### RECORDED DATA ###

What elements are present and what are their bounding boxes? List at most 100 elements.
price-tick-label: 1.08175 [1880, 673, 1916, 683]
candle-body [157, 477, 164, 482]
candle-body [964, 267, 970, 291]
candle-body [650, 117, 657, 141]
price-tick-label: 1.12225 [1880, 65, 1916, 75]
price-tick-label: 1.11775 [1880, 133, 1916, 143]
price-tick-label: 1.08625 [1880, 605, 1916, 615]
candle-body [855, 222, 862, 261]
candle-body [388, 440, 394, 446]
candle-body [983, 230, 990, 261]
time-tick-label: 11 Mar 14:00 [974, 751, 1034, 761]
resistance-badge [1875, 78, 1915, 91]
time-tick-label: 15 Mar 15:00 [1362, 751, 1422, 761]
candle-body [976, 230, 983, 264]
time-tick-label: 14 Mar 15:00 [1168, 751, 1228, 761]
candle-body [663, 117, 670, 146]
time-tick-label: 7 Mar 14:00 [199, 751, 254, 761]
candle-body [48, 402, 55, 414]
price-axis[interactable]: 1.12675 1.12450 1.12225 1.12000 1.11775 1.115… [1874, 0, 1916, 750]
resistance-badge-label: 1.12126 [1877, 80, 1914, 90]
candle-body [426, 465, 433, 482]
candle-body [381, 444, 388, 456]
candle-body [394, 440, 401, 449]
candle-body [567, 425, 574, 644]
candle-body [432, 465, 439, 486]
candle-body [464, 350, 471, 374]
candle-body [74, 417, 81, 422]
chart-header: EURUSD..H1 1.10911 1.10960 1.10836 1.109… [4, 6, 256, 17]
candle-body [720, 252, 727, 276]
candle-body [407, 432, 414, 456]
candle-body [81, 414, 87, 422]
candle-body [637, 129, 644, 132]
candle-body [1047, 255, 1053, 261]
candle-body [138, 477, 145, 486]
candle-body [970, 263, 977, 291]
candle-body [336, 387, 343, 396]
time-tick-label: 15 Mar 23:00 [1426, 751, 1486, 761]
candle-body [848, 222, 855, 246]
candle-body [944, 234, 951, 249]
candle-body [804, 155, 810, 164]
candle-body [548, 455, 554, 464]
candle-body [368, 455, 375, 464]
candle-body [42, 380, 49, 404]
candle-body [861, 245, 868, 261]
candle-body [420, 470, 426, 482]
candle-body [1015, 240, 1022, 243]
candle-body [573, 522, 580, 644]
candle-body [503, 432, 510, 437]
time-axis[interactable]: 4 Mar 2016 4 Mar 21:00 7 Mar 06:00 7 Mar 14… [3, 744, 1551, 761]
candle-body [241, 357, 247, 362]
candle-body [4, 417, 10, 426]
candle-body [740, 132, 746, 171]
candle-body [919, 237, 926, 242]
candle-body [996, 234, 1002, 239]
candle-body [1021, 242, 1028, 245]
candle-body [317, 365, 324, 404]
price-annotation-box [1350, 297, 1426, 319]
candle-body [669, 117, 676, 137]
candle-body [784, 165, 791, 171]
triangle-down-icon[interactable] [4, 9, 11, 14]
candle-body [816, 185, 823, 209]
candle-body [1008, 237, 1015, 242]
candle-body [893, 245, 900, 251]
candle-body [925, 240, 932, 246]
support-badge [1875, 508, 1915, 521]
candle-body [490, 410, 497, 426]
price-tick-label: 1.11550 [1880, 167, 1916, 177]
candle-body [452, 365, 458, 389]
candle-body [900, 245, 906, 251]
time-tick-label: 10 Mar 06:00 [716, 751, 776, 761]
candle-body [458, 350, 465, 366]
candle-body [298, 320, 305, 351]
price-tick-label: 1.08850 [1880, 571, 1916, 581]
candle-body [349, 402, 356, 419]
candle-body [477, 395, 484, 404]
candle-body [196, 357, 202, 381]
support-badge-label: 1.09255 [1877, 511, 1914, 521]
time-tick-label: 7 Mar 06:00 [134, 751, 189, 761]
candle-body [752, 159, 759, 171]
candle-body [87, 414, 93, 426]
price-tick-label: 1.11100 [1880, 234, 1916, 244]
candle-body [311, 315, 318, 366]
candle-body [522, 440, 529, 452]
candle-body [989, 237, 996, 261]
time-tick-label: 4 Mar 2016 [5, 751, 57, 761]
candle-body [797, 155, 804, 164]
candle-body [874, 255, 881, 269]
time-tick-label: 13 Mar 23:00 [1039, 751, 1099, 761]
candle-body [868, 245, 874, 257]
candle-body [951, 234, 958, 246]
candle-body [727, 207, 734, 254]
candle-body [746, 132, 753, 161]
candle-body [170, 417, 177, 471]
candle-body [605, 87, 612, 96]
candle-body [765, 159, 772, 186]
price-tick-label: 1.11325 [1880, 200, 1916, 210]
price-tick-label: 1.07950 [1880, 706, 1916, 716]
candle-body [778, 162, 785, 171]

###

(THE EXERCISE) Retype the rows word for word, starting at the first one and ending at the row that contains "candle-body [855, 222, 862, 261]", with both of those rows included.

(EXERCISE RESPONSE)
What elements are present and what are their bounding boxes? List at most 100 elements.
price-tick-label: 1.08175 [1880, 673, 1916, 683]
candle-body [157, 477, 164, 482]
candle-body [964, 267, 970, 291]
candle-body [650, 117, 657, 141]
price-tick-label: 1.12225 [1880, 65, 1916, 75]
price-tick-label: 1.11775 [1880, 133, 1916, 143]
price-tick-label: 1.08625 [1880, 605, 1916, 615]
candle-body [855, 222, 862, 261]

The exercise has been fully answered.